Your task
Search the data below for the string "Cortex". Extract every line that contains it.

START Extracted data

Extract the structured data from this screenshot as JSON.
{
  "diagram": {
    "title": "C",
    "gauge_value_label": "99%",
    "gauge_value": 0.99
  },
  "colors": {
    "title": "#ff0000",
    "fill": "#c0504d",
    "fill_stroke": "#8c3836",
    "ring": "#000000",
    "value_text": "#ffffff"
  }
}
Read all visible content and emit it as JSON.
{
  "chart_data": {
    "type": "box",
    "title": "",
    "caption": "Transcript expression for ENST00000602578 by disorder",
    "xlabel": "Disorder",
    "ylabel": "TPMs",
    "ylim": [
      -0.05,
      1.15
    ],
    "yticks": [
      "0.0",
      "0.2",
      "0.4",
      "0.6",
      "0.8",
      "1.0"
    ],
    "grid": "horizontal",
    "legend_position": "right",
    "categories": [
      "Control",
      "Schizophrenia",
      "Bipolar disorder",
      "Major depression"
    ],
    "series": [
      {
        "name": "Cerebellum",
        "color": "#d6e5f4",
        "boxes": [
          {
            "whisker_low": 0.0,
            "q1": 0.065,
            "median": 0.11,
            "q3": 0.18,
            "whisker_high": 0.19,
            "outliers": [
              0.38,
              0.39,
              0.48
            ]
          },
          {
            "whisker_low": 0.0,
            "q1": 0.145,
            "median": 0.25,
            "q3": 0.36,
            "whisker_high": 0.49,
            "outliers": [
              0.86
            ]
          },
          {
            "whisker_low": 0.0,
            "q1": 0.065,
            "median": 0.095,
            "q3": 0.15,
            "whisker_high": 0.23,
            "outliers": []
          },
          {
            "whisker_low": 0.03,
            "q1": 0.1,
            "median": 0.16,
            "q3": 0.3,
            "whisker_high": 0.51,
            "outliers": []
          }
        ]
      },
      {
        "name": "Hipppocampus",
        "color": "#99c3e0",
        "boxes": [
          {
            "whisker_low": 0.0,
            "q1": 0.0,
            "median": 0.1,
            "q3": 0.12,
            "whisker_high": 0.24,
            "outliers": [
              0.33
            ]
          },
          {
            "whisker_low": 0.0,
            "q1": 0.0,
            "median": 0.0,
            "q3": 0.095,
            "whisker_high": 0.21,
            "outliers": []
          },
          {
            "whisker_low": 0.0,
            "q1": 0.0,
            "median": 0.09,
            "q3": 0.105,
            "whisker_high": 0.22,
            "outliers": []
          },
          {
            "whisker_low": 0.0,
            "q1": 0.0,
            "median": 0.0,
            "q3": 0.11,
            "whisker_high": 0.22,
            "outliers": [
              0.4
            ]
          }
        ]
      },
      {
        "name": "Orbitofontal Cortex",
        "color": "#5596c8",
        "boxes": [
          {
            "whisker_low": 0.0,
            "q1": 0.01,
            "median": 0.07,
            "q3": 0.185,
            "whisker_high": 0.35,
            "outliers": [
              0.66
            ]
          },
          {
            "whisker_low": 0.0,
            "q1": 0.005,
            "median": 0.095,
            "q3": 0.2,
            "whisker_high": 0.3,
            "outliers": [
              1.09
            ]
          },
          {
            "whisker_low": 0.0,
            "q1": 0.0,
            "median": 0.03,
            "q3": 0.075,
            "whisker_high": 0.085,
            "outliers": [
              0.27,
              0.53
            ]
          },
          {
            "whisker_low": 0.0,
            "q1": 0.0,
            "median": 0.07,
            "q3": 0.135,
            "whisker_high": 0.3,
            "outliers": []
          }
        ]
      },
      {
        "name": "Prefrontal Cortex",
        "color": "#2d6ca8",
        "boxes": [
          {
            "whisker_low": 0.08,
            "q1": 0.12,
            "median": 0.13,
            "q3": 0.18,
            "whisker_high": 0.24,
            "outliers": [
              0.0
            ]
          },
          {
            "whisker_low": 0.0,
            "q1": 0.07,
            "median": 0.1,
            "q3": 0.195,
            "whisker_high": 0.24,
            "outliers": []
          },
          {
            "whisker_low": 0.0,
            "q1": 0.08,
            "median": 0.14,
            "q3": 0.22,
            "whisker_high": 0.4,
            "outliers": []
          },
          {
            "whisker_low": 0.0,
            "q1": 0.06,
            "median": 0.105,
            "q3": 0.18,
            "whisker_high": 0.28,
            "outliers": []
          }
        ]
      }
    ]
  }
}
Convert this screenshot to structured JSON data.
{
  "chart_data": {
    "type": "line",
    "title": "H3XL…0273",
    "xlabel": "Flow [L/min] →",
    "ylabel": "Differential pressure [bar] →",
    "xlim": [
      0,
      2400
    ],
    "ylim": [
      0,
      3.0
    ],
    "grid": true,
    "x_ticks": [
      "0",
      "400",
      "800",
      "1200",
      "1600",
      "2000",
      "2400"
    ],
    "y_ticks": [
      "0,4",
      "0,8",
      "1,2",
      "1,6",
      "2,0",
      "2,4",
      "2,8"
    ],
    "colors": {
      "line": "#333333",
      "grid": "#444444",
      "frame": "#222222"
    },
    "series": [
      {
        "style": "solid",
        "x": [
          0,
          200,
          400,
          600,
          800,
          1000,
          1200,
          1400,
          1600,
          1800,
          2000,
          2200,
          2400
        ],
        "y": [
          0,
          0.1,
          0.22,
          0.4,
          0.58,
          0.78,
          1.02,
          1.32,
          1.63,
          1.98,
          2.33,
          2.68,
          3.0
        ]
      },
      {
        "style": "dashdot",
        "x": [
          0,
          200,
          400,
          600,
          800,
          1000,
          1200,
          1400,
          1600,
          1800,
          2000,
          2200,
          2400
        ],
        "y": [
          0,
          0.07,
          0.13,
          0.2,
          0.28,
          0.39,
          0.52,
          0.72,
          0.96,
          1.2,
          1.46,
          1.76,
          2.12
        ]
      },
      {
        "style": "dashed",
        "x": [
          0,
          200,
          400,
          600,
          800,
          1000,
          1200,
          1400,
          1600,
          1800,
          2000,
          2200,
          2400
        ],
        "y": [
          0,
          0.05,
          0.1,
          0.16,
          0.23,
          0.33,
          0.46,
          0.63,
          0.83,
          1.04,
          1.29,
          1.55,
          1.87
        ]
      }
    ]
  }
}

END Extracted data

Exercise answer
        "name": "Orbitofontal Cortex",
        "name": "Prefrontal Cortex",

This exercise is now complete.